Show every line in the material below in which the string "document" appears.

━━━━

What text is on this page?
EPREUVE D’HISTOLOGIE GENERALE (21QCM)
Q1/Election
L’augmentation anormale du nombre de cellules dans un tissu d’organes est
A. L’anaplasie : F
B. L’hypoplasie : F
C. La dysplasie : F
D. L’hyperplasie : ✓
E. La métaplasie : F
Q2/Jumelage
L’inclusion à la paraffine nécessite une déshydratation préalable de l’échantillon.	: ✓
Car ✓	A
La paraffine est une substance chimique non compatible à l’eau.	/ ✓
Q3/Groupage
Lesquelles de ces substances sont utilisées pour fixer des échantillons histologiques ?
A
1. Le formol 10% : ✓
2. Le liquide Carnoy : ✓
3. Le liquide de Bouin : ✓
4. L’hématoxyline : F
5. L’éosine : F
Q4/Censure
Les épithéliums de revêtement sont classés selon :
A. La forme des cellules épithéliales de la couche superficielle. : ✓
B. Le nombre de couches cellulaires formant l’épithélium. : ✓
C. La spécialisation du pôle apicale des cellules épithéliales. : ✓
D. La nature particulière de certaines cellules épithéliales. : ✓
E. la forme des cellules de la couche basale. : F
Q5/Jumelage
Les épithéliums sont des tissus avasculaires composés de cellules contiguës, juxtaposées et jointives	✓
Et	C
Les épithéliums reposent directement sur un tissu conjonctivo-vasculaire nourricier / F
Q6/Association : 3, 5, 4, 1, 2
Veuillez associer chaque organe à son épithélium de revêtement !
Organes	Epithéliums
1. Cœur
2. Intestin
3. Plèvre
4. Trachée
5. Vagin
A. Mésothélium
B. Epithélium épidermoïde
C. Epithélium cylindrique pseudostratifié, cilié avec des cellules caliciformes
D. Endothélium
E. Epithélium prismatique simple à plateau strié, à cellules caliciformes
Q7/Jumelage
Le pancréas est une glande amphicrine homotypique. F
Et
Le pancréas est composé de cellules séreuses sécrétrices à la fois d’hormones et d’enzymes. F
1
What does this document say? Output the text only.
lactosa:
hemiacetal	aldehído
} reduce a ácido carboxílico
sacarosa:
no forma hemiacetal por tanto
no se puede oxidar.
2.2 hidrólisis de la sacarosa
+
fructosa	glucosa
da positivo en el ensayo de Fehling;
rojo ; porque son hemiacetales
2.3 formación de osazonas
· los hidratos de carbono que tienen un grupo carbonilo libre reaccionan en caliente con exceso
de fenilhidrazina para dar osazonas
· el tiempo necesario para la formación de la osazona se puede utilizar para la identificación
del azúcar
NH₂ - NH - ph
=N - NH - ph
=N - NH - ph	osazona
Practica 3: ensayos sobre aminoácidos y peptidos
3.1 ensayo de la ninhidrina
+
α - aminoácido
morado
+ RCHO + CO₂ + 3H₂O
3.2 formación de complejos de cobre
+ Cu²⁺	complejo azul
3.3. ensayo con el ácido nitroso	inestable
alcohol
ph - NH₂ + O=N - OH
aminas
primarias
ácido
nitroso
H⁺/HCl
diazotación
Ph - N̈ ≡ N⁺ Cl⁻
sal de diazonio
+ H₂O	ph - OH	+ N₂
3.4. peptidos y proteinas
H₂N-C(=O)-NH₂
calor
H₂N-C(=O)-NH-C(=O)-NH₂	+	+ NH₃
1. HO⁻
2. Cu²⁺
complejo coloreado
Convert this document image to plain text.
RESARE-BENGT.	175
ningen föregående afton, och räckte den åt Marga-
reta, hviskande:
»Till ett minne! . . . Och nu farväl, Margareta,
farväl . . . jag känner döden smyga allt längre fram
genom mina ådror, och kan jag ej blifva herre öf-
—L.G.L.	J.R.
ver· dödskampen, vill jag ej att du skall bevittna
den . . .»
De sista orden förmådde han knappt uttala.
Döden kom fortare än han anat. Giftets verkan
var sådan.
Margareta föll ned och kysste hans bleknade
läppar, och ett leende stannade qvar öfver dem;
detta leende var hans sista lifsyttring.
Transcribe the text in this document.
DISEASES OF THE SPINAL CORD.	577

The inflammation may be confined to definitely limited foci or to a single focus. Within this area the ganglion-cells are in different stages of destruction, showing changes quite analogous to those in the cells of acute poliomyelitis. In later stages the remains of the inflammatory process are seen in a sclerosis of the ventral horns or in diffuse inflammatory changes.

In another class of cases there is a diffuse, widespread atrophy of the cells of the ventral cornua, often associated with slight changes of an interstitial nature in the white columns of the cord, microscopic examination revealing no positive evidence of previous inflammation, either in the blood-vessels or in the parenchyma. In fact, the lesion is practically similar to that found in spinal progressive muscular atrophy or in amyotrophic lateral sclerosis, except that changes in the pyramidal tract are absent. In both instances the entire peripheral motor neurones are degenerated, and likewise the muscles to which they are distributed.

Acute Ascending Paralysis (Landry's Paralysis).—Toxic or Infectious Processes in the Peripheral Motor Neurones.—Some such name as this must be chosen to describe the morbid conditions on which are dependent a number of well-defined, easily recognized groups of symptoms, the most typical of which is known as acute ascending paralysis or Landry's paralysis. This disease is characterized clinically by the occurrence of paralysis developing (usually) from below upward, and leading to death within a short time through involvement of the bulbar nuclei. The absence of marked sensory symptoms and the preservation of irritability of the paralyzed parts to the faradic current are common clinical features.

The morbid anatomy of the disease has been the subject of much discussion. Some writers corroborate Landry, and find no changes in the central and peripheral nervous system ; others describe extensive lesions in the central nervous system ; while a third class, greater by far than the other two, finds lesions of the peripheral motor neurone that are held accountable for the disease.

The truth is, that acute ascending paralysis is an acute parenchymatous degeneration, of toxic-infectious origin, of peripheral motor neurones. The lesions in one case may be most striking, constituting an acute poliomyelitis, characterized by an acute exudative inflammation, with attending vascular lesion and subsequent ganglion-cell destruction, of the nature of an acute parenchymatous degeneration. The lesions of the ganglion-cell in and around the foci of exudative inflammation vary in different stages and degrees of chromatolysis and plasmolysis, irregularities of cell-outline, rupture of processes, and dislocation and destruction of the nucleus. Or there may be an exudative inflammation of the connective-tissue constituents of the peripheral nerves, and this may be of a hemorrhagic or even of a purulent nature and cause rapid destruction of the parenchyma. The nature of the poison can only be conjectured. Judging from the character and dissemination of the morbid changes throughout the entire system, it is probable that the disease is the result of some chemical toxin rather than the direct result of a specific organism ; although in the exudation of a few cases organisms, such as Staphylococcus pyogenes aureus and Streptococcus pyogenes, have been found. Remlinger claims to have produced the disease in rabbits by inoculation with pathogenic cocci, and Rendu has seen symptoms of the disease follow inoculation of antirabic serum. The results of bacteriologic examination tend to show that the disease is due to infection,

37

━━━━

Answer below:
What does this document say? Output the text only.
Convert this document image to plain text.
Transcribe the text in this document.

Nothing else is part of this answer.